>> begin

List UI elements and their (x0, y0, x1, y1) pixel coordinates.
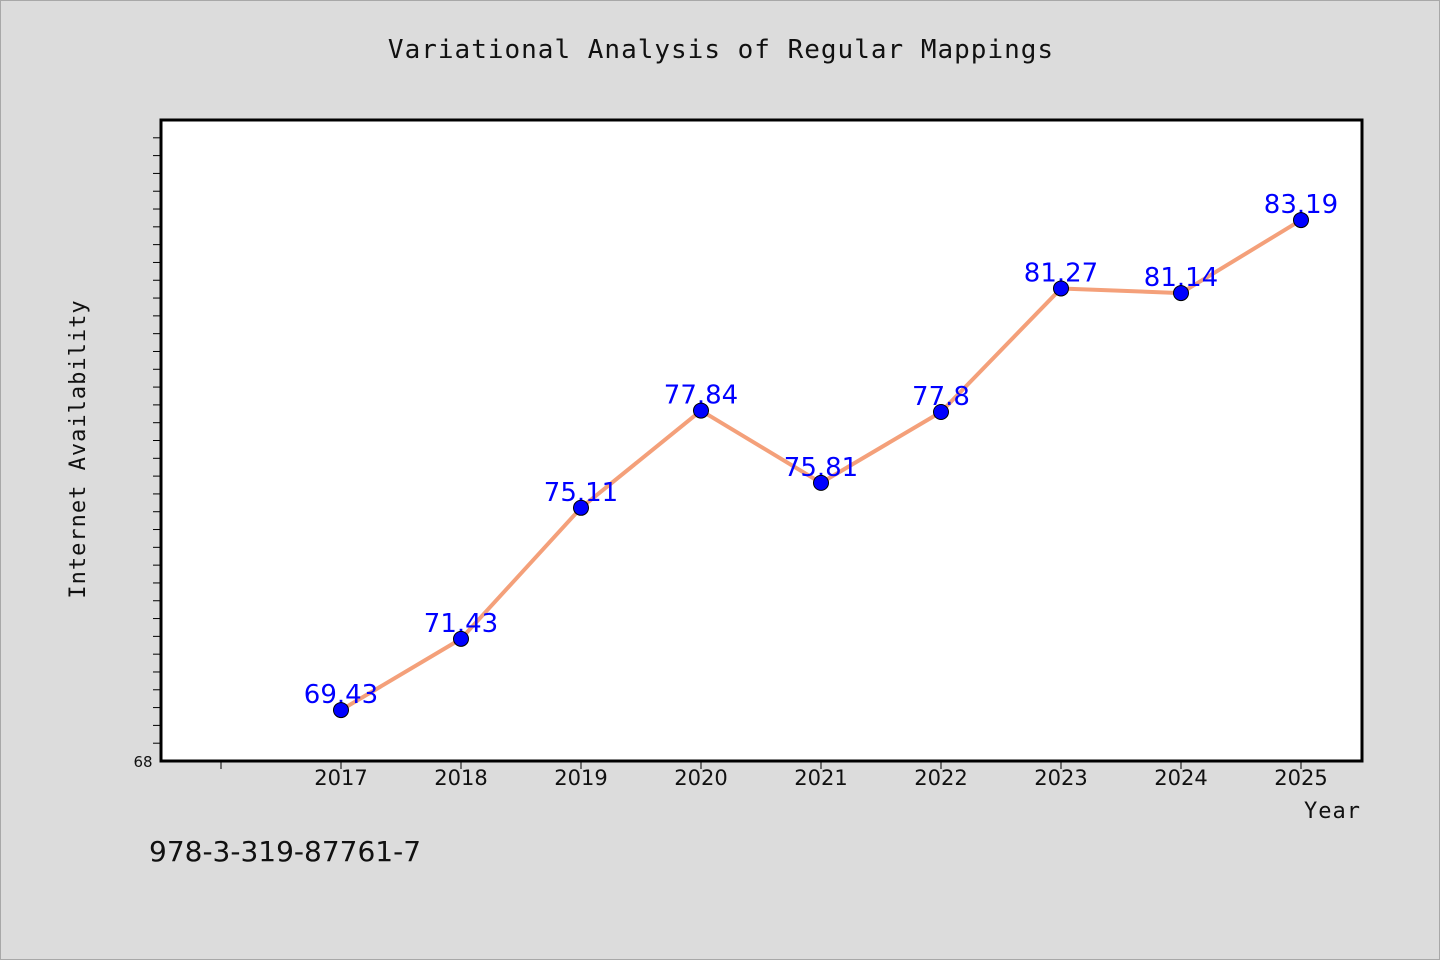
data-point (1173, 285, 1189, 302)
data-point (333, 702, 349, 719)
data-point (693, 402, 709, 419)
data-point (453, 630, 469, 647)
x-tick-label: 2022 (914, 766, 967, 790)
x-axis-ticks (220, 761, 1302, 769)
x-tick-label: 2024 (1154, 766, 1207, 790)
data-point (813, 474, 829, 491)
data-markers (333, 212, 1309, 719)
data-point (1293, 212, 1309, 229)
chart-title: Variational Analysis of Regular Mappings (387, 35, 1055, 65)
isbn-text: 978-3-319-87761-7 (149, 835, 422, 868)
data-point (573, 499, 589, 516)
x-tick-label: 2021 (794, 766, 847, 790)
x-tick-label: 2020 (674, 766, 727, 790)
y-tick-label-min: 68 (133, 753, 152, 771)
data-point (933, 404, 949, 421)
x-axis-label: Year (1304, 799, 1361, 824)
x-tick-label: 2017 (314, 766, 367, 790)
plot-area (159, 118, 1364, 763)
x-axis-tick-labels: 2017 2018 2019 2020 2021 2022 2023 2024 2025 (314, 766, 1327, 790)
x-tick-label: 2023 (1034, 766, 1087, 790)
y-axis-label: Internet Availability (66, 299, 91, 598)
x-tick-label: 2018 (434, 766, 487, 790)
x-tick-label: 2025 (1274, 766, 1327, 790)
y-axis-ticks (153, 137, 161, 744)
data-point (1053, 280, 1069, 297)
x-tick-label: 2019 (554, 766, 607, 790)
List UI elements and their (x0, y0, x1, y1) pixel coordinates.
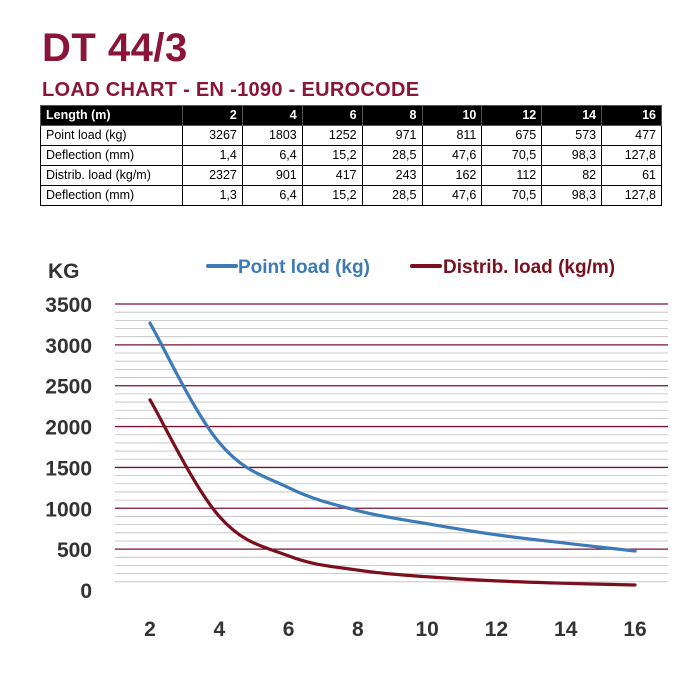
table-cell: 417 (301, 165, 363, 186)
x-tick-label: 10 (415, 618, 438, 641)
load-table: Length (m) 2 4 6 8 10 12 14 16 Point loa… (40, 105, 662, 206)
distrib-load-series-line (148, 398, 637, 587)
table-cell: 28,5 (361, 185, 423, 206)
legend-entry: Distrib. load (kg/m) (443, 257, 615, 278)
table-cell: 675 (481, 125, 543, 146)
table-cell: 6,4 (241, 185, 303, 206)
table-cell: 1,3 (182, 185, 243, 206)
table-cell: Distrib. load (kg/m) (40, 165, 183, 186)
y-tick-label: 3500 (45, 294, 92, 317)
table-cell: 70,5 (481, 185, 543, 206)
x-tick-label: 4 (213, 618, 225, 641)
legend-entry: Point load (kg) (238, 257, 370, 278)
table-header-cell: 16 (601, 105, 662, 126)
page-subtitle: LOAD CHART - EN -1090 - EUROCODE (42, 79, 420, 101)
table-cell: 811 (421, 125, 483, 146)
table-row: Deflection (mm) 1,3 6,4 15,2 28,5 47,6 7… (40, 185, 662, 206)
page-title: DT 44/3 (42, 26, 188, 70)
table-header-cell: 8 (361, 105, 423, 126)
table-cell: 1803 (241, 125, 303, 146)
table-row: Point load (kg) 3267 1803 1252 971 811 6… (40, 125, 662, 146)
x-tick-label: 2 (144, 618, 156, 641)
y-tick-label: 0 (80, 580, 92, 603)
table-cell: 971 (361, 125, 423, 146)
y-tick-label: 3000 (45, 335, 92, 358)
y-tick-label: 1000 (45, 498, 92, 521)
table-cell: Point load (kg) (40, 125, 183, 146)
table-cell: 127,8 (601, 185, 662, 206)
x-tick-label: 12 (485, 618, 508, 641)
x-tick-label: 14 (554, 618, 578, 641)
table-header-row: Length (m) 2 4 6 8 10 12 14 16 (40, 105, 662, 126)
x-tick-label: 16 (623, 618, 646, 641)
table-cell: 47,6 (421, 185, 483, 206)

>> end

* What to work on: Swap "data-point" for "plot-marker" throughout the listing above, keeping every other line and word the same. Leave the pictures out of your answer.

* The answer:
List UI elements and their (x0, y0, x1, y1) pixel coordinates.
plot-marker (1173, 285, 1189, 302)
plot-marker (333, 702, 349, 719)
plot-marker (693, 402, 709, 419)
plot-marker (453, 630, 469, 647)
x-tick-label: 2022 (914, 766, 967, 790)
x-axis-ticks (220, 761, 1302, 769)
x-tick-label: 2024 (1154, 766, 1207, 790)
plot-marker (813, 474, 829, 491)
data-markers (333, 212, 1309, 719)
plot-marker (1293, 212, 1309, 229)
chart-title: Variational Analysis of Regular Mappings (387, 35, 1055, 65)
isbn-text: 978-3-319-87761-7 (149, 835, 422, 868)
plot-marker (573, 499, 589, 516)
x-tick-label: 2021 (794, 766, 847, 790)
x-tick-label: 2020 (674, 766, 727, 790)
y-tick-label-min: 68 (133, 753, 152, 771)
plot-marker (933, 404, 949, 421)
x-axis-label: Year (1304, 799, 1361, 824)
x-tick-label: 2017 (314, 766, 367, 790)
plot-area (159, 118, 1364, 763)
x-axis-tick-labels: 2017 2018 2019 2020 2021 2022 2023 2024 2025 (314, 766, 1327, 790)
x-tick-label: 2023 (1034, 766, 1087, 790)
y-axis-label: Internet Availability (66, 299, 91, 598)
x-tick-label: 2018 (434, 766, 487, 790)
x-tick-label: 2025 (1274, 766, 1327, 790)
y-axis-ticks (153, 137, 161, 744)
plot-marker (1053, 280, 1069, 297)
x-tick-label: 2019 (554, 766, 607, 790)
List UI elements and their (x0, y0, x1, y1) pixel coordinates.
table-cell: 417 (301, 165, 363, 186)
x-tick-label: 10 (415, 618, 438, 641)
load-table: Length (m) 2 4 6 8 10 12 14 16 Point loa… (40, 105, 662, 206)
distrib-load-series-line (148, 398, 637, 587)
table-cell: 28,5 (361, 185, 423, 206)
legend-entry: Distrib. load (kg/m) (443, 257, 615, 278)
table-cell: 675 (481, 125, 543, 146)
table-cell: 6,4 (241, 185, 303, 206)
table-cell: 1,3 (182, 185, 243, 206)
table-cell: Distrib. load (kg/m) (40, 165, 183, 186)
y-tick-label: 3500 (45, 294, 92, 317)
table-cell: 70,5 (481, 185, 543, 206)
x-tick-label: 4 (213, 618, 225, 641)
legend-entry: Point load (kg) (238, 257, 370, 278)
table-header-cell: 16 (601, 105, 662, 126)
page-subtitle: LOAD CHART - EN -1090 - EUROCODE (42, 79, 420, 101)
table-cell: 811 (421, 125, 483, 146)
table-row: Deflection (mm) 1,3 6,4 15,2 28,5 47,6 7… (40, 185, 662, 206)
page-title: DT 44/3 (42, 26, 188, 70)
table-header-cell: 8 (361, 105, 423, 126)
table-cell: 1803 (241, 125, 303, 146)
table-row: Point load (kg) 3267 1803 1252 971 811 6… (40, 125, 662, 146)
x-tick-label: 2 (144, 618, 156, 641)
y-tick-label: 0 (80, 580, 92, 603)
table-cell: 971 (361, 125, 423, 146)
y-tick-label: 3000 (45, 335, 92, 358)
y-tick-label: 1000 (45, 498, 92, 521)
table-cell: Point load (kg) (40, 125, 183, 146)
table-cell: 127,8 (601, 185, 662, 206)
x-tick-label: 12 (485, 618, 508, 641)
x-tick-label: 14 (554, 618, 578, 641)
table-header-row: Length (m) 2 4 6 8 10 12 14 16 (40, 105, 662, 126)
x-tick-label: 16 (623, 618, 646, 641)
table-cell: 47,6 (421, 185, 483, 206)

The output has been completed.